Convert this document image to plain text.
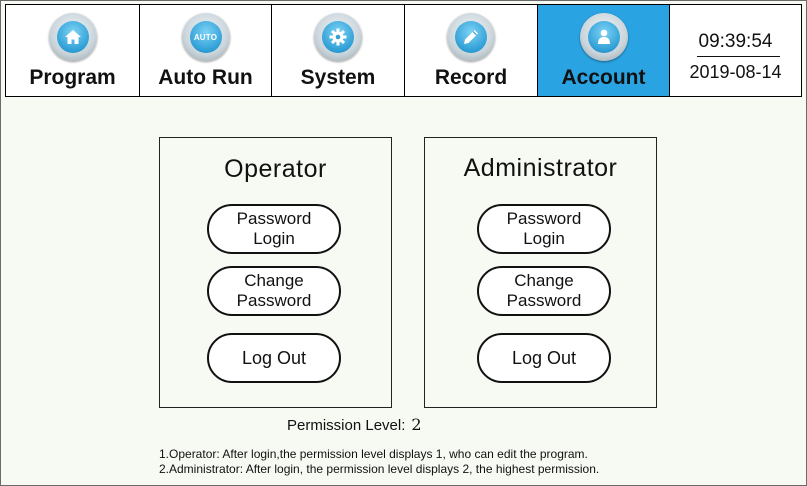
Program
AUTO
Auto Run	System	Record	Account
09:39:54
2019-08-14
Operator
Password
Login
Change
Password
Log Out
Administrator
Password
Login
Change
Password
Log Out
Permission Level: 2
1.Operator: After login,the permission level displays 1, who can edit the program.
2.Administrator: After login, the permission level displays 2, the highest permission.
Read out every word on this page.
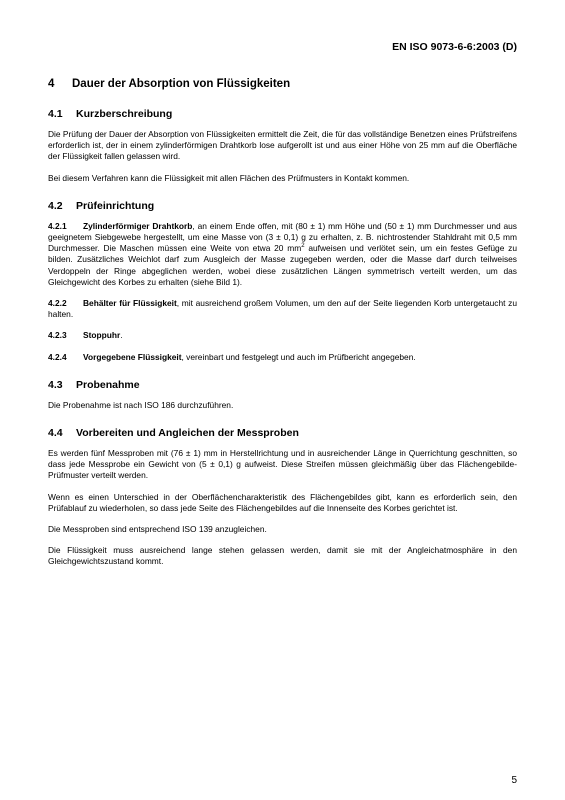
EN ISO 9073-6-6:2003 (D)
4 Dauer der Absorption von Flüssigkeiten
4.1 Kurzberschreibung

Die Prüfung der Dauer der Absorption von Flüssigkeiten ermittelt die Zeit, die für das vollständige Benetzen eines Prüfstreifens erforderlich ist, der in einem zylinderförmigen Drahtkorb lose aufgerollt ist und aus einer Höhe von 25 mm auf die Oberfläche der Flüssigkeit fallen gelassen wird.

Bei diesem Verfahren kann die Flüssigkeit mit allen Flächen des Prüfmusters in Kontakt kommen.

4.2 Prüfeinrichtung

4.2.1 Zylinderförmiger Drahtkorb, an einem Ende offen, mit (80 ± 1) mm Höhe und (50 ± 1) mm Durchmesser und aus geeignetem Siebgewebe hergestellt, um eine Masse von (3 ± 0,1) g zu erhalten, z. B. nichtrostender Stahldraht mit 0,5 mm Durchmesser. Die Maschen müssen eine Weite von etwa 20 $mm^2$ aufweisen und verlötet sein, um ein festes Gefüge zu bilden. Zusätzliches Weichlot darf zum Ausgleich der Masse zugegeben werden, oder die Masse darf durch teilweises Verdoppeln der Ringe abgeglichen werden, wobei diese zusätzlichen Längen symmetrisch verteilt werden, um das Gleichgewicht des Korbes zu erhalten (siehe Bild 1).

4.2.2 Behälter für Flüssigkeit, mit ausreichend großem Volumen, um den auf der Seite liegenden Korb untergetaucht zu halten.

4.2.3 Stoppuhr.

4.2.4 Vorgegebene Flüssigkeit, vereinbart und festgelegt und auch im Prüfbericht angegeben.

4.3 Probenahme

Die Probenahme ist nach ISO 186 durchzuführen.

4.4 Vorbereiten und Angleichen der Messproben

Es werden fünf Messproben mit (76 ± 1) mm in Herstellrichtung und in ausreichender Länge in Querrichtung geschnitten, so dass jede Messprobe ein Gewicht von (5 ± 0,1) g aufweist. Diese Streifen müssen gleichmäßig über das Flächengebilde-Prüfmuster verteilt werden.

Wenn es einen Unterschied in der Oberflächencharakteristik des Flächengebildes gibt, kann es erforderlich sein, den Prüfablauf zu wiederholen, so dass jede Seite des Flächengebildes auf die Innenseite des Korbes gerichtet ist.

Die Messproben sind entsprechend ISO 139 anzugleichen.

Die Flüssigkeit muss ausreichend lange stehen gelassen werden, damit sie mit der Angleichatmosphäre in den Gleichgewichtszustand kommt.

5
§
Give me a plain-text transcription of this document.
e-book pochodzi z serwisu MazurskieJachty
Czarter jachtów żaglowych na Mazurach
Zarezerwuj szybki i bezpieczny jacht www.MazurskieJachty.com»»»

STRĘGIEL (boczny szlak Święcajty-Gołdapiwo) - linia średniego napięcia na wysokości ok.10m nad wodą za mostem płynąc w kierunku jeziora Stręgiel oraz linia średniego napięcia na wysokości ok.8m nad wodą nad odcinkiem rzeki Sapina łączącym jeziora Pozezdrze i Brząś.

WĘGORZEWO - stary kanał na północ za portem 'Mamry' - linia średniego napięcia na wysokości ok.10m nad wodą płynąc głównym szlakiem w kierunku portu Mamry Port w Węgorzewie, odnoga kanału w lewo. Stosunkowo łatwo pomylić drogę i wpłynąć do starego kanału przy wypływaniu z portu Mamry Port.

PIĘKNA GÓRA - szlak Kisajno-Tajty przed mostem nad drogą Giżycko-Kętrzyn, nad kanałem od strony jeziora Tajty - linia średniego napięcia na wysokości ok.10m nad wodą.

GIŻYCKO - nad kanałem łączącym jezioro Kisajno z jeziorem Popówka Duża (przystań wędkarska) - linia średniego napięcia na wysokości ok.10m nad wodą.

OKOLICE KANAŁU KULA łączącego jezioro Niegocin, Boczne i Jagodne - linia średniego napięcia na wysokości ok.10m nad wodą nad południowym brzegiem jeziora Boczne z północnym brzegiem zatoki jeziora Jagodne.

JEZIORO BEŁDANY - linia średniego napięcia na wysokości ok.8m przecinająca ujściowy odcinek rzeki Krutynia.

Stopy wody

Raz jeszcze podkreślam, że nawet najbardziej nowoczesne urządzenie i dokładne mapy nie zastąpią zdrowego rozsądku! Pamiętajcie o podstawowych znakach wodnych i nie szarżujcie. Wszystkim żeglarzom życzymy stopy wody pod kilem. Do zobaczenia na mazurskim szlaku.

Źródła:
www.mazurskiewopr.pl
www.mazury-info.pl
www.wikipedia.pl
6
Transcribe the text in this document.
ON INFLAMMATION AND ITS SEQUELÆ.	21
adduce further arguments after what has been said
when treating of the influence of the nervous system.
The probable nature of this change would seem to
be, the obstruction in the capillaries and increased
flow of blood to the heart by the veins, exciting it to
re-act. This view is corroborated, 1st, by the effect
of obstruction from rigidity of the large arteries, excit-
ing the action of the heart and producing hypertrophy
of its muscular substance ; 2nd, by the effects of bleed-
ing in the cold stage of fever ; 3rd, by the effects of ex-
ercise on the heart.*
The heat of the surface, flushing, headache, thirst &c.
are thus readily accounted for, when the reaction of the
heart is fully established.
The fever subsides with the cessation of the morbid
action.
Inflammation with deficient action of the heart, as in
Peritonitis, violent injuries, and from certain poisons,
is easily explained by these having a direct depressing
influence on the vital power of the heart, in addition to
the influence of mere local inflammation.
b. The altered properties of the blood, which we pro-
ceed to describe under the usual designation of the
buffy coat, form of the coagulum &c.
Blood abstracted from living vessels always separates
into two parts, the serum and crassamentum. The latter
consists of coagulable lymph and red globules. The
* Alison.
§
What needs to be done: Give only the number of lines in the entries above that hold the string "mostem".

Reply: 2